Data shown ::
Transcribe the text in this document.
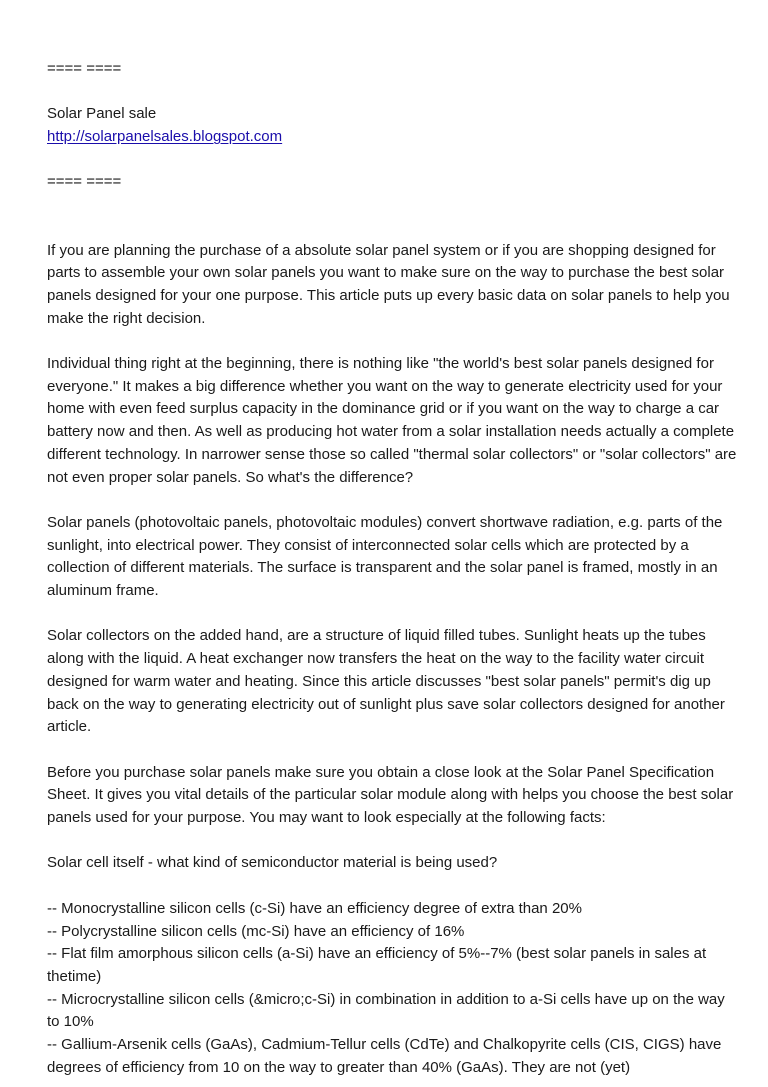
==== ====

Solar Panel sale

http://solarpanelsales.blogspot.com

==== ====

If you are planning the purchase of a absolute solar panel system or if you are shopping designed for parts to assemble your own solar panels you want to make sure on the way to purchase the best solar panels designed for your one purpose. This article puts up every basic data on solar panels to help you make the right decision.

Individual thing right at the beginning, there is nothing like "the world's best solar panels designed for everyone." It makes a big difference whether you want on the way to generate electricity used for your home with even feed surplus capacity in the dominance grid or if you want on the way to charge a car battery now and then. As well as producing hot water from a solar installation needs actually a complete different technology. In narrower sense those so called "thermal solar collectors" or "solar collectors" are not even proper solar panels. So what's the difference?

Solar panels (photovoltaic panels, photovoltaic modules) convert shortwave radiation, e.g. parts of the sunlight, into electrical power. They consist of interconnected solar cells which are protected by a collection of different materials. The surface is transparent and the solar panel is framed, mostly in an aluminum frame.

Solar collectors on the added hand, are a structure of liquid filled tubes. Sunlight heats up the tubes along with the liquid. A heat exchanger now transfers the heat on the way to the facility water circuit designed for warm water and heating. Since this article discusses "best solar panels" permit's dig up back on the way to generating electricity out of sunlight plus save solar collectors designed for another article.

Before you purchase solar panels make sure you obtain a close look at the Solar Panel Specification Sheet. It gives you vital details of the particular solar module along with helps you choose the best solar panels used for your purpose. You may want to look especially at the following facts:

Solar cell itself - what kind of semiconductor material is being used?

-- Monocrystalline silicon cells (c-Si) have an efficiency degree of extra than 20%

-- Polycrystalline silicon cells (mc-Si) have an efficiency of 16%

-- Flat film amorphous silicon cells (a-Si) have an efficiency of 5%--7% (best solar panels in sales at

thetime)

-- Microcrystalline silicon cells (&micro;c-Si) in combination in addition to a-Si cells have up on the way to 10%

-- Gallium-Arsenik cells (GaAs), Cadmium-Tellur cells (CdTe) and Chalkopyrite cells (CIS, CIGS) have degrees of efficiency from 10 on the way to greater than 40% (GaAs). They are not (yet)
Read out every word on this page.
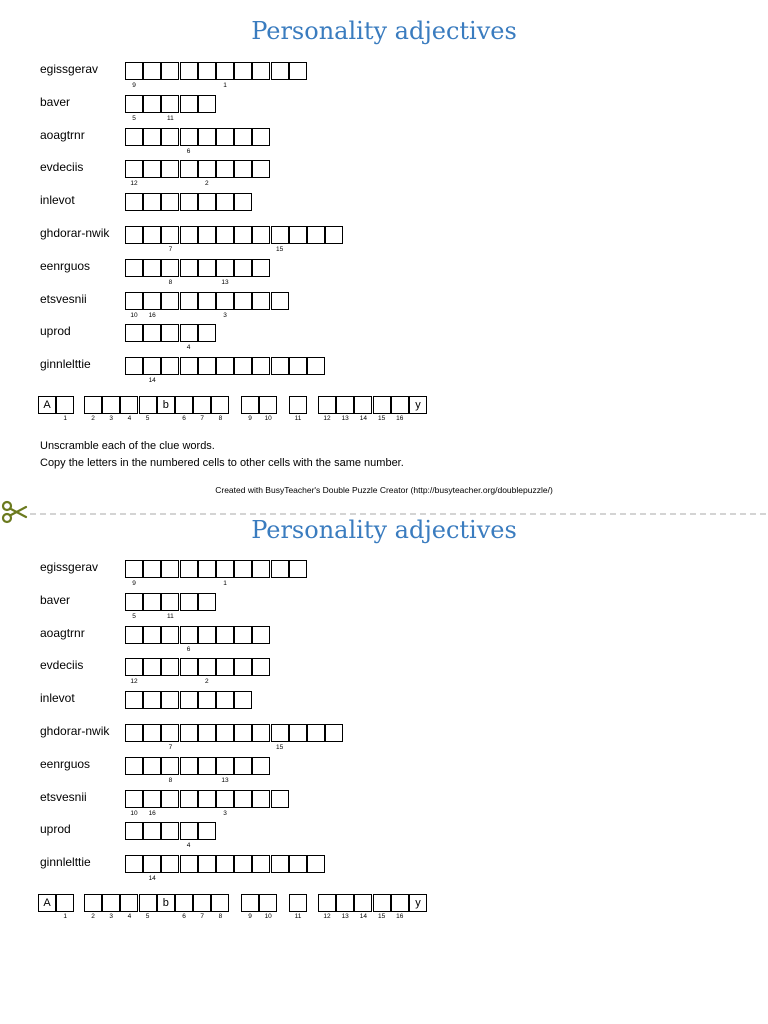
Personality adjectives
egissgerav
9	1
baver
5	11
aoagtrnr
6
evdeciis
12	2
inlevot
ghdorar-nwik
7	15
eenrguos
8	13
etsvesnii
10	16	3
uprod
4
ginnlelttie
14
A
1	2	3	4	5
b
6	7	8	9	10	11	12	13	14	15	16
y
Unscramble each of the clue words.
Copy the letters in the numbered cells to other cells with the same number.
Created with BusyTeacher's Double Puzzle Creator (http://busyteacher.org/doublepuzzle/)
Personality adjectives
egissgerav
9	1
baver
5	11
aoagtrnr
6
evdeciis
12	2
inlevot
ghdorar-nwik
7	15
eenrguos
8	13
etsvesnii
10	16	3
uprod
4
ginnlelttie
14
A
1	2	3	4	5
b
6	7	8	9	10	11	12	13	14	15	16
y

What you are asked to do :: Each line above that has the word "efficiency" must be copied.

Task response ::
-- Monocrystalline silicon cells (c-Si) have an efficiency degree of extra than 20%
-- Polycrystalline silicon cells (mc-Si) have an efficiency of 16%
-- Flat film amorphous silicon cells (a-Si) have an efficiency of 5%--7% (best solar panels in sales at
-- Gallium-Arsenik cells (GaAs), Cadmium-Tellur cells (CdTe) and Chalkopyrite cells (CIS, CIGS) have degrees of efficiency from 10 on the way to greater than 40% (GaAs). They are not (yet)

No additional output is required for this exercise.